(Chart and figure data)
[START]

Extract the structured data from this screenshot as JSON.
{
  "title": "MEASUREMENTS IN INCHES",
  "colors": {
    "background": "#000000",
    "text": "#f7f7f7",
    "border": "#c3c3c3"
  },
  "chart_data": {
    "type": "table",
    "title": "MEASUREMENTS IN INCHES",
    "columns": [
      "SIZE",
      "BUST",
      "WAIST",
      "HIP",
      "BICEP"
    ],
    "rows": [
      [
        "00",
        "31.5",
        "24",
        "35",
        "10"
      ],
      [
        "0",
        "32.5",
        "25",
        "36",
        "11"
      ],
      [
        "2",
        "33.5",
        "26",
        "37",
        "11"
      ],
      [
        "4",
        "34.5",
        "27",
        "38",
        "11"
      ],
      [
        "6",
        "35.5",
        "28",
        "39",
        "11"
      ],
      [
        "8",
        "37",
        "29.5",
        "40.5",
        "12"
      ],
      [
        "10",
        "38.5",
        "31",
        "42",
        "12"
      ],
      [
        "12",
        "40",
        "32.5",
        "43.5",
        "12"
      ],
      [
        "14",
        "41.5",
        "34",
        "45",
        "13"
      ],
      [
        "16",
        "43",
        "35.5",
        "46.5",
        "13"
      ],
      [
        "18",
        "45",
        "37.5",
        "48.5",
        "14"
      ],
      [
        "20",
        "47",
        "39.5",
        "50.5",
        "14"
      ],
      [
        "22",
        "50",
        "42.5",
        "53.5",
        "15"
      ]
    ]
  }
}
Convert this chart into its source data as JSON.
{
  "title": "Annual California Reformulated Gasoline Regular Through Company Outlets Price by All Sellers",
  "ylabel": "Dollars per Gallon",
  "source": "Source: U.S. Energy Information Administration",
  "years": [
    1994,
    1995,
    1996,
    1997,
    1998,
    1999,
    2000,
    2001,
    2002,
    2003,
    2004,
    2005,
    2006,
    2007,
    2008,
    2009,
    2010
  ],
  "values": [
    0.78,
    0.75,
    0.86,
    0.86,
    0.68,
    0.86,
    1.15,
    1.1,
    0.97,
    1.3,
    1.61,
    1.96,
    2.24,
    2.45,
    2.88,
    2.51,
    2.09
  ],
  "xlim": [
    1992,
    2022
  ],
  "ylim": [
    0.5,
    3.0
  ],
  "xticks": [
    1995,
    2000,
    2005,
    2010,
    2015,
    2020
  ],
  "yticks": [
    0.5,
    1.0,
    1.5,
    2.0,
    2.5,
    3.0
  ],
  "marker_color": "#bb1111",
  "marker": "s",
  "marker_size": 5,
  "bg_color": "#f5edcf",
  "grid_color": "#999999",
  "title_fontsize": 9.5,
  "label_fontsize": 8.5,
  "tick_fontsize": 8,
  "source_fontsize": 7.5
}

[END]

Short problem →
Answer with one number only: how many lines above contain the word "this".

Complete answer →
2